[Items from a figure collection]

■ ■ ■ ■ ■ ■ ■

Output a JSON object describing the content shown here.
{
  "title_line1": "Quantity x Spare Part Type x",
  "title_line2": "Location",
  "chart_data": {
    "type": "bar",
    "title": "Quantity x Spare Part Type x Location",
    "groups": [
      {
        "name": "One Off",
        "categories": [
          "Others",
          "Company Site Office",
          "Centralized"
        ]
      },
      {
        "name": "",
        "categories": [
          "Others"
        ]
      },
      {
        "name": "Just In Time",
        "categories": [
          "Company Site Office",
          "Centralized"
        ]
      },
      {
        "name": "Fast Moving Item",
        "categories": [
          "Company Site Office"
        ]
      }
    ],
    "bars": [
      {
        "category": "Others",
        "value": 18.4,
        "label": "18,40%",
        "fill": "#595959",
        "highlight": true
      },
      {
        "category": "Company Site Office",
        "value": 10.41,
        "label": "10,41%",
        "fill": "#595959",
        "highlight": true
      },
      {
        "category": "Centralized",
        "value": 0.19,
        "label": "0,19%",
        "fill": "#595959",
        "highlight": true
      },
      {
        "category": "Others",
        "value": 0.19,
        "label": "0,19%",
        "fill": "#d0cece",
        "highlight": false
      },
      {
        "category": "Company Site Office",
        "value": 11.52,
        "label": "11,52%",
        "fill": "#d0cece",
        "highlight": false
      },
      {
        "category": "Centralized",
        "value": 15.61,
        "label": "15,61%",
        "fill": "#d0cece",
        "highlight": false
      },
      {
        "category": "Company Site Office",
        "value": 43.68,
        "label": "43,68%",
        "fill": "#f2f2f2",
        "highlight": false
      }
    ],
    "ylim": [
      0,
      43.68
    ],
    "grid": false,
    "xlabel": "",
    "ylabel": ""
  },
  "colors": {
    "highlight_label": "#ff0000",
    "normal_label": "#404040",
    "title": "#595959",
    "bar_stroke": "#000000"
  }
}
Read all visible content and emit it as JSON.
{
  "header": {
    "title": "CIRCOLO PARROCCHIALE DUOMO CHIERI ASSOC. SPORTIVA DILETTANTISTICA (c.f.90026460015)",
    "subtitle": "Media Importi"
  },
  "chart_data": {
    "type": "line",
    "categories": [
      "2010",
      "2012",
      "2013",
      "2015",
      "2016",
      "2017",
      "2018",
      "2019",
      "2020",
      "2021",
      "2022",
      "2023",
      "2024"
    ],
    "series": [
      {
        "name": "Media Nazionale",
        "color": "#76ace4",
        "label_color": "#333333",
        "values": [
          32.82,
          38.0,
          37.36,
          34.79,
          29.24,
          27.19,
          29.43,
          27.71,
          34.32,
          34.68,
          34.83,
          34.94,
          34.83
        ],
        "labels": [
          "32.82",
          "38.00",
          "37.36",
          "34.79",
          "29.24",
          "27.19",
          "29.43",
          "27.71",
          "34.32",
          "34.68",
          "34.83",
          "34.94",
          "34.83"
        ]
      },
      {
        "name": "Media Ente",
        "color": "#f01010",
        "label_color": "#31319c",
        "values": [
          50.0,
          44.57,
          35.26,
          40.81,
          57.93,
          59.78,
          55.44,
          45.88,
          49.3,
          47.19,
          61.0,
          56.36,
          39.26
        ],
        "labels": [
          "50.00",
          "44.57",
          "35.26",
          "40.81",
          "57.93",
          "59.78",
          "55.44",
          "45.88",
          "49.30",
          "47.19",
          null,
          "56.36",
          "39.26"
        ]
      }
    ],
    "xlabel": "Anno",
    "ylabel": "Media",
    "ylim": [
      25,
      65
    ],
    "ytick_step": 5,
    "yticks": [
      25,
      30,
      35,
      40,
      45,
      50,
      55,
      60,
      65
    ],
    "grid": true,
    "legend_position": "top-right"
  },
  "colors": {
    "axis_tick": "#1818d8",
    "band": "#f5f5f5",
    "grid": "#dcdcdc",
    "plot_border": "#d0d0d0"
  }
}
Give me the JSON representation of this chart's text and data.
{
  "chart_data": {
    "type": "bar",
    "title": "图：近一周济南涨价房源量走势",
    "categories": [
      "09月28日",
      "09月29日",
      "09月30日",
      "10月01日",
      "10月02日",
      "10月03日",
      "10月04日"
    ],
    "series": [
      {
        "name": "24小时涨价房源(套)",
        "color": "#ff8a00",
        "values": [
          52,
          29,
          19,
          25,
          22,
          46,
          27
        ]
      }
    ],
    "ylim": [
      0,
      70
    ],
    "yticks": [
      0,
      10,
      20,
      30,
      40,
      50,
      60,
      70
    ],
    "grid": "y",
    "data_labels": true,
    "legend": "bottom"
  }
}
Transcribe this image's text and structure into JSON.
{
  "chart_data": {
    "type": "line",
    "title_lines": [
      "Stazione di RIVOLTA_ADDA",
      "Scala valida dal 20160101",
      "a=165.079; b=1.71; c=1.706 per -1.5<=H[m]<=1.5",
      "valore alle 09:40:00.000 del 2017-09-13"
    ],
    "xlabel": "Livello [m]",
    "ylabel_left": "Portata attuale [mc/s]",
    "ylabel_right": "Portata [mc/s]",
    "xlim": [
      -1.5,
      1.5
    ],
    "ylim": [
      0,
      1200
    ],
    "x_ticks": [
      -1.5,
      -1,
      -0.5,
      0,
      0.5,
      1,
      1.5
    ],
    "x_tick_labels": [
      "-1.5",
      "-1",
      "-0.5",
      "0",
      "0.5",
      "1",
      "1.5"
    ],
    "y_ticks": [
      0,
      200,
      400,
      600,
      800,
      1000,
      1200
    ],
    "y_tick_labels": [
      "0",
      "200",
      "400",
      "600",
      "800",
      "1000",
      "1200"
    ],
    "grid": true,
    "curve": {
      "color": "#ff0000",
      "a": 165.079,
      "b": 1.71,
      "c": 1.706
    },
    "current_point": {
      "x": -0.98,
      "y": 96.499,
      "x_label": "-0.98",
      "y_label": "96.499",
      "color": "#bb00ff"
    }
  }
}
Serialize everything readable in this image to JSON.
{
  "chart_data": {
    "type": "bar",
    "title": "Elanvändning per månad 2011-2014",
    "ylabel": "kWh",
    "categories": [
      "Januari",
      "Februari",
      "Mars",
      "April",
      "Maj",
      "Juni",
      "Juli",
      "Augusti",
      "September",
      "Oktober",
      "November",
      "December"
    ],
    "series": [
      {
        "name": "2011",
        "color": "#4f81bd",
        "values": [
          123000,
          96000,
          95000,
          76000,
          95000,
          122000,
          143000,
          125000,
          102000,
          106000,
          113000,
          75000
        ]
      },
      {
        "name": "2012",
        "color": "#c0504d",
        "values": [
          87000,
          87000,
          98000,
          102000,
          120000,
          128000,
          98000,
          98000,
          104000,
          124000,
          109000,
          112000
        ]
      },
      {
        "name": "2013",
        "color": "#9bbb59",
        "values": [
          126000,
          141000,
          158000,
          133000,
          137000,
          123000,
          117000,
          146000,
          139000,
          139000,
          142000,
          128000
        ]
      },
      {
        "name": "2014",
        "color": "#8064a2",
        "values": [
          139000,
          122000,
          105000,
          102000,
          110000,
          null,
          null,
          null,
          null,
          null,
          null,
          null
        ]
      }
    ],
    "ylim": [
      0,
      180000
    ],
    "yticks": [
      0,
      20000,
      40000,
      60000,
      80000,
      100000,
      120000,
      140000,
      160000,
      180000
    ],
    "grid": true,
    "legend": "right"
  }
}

■ ■ ■ ■ ■ ■ ■

▶ **STATED GOAL**
Find every line of the data that holds the string "xlabel", then say how many there are and nothing else.

▶ **REPLY**
3